Given information:
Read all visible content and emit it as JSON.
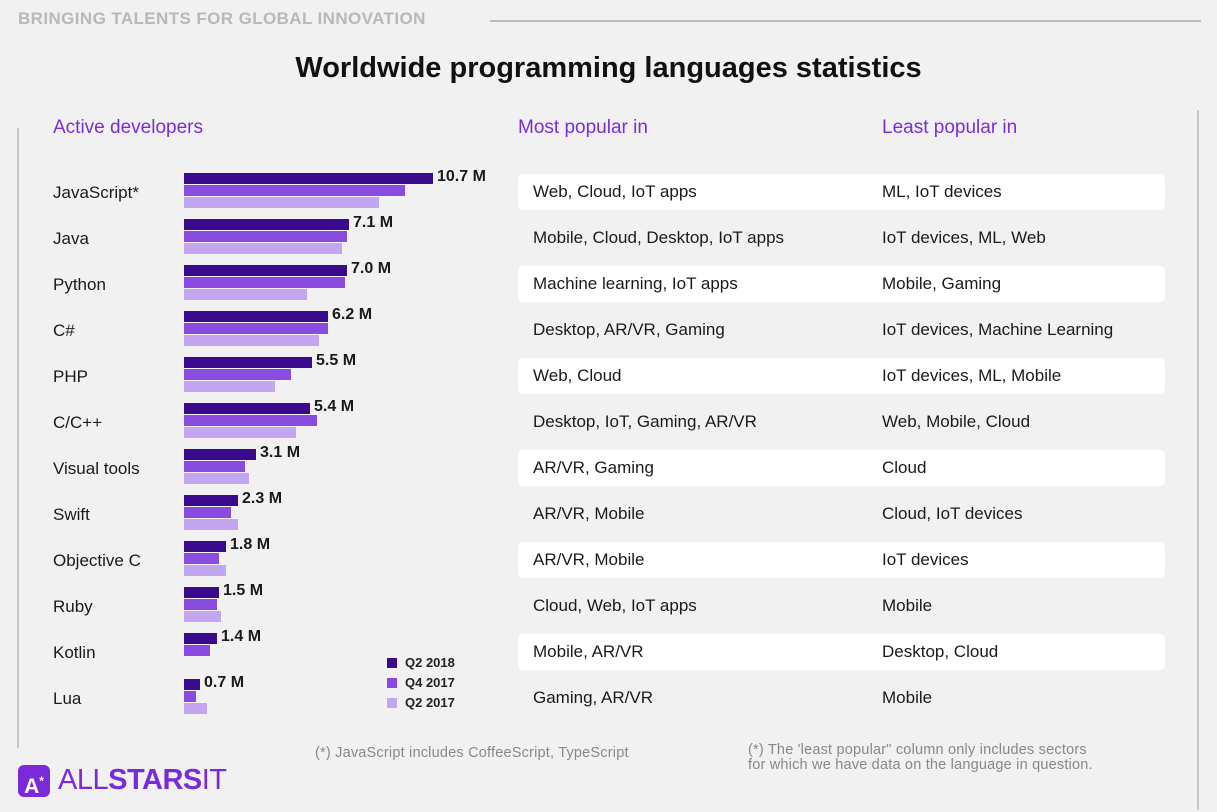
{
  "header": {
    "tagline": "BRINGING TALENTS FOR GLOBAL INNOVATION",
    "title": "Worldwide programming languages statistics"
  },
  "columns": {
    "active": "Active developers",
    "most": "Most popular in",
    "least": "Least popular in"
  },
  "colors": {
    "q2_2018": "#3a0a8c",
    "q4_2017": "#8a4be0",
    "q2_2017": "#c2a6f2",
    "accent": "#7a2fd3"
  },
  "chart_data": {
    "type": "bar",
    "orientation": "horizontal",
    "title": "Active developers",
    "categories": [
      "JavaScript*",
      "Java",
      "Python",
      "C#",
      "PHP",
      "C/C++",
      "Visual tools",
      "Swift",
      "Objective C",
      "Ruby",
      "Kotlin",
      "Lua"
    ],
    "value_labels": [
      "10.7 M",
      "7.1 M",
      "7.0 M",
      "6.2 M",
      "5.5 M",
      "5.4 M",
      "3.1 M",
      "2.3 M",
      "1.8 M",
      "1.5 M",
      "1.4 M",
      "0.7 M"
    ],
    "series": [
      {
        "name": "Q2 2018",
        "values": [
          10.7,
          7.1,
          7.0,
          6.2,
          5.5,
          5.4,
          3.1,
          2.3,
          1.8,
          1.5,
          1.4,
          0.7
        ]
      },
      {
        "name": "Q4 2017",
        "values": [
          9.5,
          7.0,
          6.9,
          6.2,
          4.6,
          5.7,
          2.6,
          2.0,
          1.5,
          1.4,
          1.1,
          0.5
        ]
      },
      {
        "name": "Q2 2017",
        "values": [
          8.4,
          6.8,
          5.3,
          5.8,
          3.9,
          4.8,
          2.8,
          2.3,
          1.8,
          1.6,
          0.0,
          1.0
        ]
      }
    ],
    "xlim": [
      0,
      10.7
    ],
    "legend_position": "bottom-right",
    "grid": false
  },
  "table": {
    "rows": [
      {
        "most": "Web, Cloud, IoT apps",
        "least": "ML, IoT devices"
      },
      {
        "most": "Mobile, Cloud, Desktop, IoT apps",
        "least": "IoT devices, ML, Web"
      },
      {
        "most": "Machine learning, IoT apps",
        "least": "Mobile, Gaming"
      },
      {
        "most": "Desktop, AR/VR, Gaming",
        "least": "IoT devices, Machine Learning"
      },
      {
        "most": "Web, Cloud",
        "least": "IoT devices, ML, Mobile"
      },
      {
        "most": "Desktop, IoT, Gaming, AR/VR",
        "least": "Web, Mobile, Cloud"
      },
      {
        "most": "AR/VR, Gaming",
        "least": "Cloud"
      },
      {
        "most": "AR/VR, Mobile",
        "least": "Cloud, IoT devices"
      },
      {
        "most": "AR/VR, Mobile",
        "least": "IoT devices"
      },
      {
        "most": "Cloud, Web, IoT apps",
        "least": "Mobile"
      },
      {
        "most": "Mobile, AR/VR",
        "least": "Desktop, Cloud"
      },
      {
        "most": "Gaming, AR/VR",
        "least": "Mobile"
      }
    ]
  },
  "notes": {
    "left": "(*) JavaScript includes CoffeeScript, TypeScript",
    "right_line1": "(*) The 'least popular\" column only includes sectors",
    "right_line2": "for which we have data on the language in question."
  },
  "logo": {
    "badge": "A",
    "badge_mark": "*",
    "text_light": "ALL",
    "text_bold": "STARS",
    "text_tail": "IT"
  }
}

What this task involves: Write out all the entries word for word, but skip any images.

Completed task:
Read all visible content and emit it as JSON.
{
  "header": {
    "tagline": "BRINGING TALENTS FOR GLOBAL INNOVATION",
    "title": "Worldwide programming languages statistics"
  },
  "columns": {
    "active": "Active developers",
    "most": "Most popular in",
    "least": "Least popular in"
  },
  "colors": {
    "q2_2018": "#3a0a8c",
    "q4_2017": "#8a4be0",
    "q2_2017": "#c2a6f2",
    "accent": "#7a2fd3"
  },
  "chart_data": {
    "type": "bar",
    "orientation": "horizontal",
    "title": "Active developers",
    "categories": [
      "JavaScript*",
      "Java",
      "Python",
      "C#",
      "PHP",
      "C/C++",
      "Visual tools",
      "Swift",
      "Objective C",
      "Ruby",
      "Kotlin",
      "Lua"
    ],
    "value_labels": [
      "10.7 M",
      "7.1 M",
      "7.0 M",
      "6.2 M",
      "5.5 M",
      "5.4 M",
      "3.1 M",
      "2.3 M",
      "1.8 M",
      "1.5 M",
      "1.4 M",
      "0.7 M"
    ],
    "series": [
      {
        "name": "Q2 2018",
        "values": [
          10.7,
          7.1,
          7.0,
          6.2,
          5.5,
          5.4,
          3.1,
          2.3,
          1.8,
          1.5,
          1.4,
          0.7
        ]
      },
      {
        "name": "Q4 2017",
        "values": [
          9.5,
          7.0,
          6.9,
          6.2,
          4.6,
          5.7,
          2.6,
          2.0,
          1.5,
          1.4,
          1.1,
          0.5
        ]
      },
      {
        "name": "Q2 2017",
        "values": [
          8.4,
          6.8,
          5.3,
          5.8,
          3.9,
          4.8,
          2.8,
          2.3,
          1.8,
          1.6,
          0.0,
          1.0
        ]
      }
    ],
    "xlim": [
      0,
      10.7
    ],
    "legend_position": "bottom-right",
    "grid": false
  },
  "table": {
    "rows": [
      {
        "most": "Web, Cloud, IoT apps",
        "least": "ML, IoT devices"
      },
      {
        "most": "Mobile, Cloud, Desktop, IoT apps",
        "least": "IoT devices, ML, Web"
      },
      {
        "most": "Machine learning, IoT apps",
        "least": "Mobile, Gaming"
      },
      {
        "most": "Desktop, AR/VR, Gaming",
        "least": "IoT devices, Machine Learning"
      },
      {
        "most": "Web, Cloud",
        "least": "IoT devices, ML, Mobile"
      },
      {
        "most": "Desktop, IoT, Gaming, AR/VR",
        "least": "Web, Mobile, Cloud"
      },
      {
        "most": "AR/VR, Gaming",
        "least": "Cloud"
      },
      {
        "most": "AR/VR, Mobile",
        "least": "Cloud, IoT devices"
      },
      {
        "most": "AR/VR, Mobile",
        "least": "IoT devices"
      },
      {
        "most": "Cloud, Web, IoT apps",
        "least": "Mobile"
      },
      {
        "most": "Mobile, AR/VR",
        "least": "Desktop, Cloud"
      },
      {
        "most": "Gaming, AR/VR",
        "least": "Mobile"
      }
    ]
  },
  "notes": {
    "left": "(*) JavaScript includes CoffeeScript, TypeScript",
    "right_line1": "(*) The 'least popular\" column only includes sectors",
    "right_line2": "for which we have data on the language in question."
  },
  "logo": {
    "badge": "A",
    "badge_mark": "*",
    "text_light": "ALL",
    "text_bold": "STARS",
    "text_tail": "IT"
  }
}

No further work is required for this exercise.